GIVEN PROBLEM:
Give the number of lines that include the word "一系列操作", nothing more.

SOURCE RECORDS:
━━━

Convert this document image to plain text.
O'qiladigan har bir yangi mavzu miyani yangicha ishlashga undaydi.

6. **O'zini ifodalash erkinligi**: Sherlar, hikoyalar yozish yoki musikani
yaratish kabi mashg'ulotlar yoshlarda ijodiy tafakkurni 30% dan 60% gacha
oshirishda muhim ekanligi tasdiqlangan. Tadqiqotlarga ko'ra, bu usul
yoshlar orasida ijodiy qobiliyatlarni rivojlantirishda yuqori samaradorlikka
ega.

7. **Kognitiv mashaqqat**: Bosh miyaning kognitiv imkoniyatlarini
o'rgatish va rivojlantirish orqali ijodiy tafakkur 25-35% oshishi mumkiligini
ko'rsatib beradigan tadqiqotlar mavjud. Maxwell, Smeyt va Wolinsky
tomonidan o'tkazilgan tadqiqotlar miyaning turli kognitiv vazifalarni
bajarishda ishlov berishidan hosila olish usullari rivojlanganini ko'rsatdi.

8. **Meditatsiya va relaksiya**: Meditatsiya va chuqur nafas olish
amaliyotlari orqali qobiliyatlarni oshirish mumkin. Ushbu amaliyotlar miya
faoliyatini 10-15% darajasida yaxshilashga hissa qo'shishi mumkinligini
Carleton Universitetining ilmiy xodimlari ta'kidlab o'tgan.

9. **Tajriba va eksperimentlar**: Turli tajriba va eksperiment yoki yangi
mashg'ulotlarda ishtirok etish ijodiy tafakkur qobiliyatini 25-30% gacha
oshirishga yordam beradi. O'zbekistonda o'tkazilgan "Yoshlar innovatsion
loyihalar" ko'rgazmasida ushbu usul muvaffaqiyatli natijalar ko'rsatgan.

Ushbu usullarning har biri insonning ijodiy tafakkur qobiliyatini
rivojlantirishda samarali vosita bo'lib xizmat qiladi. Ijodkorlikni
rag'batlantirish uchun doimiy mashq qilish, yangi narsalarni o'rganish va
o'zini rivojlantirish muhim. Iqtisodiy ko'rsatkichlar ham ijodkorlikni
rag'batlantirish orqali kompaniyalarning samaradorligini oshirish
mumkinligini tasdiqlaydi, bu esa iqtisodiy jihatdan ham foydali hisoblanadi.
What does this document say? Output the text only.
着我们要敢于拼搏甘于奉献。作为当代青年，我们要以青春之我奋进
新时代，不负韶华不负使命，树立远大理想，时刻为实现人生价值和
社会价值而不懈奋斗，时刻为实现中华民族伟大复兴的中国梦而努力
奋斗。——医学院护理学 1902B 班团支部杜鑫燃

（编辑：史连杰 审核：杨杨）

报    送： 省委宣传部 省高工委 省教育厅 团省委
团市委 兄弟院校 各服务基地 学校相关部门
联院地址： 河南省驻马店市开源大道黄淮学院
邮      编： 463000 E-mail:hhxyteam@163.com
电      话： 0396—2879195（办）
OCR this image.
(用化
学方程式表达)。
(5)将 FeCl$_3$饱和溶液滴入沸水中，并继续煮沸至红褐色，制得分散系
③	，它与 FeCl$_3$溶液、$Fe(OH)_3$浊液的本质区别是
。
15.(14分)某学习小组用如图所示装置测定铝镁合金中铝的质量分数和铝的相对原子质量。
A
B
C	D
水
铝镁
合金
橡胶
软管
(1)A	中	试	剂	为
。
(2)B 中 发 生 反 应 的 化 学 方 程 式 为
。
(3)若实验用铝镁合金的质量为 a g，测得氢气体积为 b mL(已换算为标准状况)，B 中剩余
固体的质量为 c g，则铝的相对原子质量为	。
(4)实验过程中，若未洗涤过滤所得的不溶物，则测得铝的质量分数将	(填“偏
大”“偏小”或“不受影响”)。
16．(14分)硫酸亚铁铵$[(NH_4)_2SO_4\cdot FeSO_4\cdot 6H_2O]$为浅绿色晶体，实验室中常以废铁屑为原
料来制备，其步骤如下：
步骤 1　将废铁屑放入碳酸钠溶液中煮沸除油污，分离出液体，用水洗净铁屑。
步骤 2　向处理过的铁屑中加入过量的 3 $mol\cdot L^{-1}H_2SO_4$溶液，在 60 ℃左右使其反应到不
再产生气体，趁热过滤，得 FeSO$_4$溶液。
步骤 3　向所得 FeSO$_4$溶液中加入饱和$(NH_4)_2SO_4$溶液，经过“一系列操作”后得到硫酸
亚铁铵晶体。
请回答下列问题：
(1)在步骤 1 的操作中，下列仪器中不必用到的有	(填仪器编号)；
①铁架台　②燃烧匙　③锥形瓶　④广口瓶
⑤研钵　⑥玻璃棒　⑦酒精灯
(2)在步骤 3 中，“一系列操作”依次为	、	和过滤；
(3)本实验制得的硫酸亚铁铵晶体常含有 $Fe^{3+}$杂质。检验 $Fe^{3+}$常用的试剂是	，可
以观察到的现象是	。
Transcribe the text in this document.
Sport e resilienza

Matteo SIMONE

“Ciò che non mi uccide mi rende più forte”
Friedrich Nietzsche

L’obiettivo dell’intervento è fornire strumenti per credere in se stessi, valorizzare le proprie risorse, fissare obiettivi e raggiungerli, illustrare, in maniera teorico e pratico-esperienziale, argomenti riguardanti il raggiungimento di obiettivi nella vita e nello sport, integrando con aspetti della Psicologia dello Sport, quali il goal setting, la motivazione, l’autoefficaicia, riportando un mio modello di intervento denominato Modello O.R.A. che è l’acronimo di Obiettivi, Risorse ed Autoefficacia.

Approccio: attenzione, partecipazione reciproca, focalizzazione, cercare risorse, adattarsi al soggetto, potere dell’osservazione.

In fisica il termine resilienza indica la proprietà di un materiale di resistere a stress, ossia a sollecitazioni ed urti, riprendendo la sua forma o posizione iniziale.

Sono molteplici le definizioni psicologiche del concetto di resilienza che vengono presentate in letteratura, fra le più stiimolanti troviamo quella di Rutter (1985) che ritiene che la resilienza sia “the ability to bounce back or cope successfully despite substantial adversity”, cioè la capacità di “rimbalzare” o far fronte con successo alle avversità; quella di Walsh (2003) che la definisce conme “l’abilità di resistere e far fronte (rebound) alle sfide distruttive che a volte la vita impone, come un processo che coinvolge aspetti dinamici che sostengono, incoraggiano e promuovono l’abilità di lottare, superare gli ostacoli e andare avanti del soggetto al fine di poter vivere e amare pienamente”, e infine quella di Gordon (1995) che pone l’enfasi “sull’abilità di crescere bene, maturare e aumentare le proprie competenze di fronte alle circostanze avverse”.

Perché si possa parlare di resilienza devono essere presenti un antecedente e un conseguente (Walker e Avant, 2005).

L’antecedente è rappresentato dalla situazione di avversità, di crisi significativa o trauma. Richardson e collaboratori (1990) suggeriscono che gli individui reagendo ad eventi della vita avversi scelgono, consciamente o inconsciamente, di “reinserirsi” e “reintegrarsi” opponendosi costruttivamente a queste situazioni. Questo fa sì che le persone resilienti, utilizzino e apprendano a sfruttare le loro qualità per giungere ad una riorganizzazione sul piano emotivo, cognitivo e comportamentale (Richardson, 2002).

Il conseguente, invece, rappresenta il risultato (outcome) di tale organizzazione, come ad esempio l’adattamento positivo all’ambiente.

━━━

OUTPUT:
2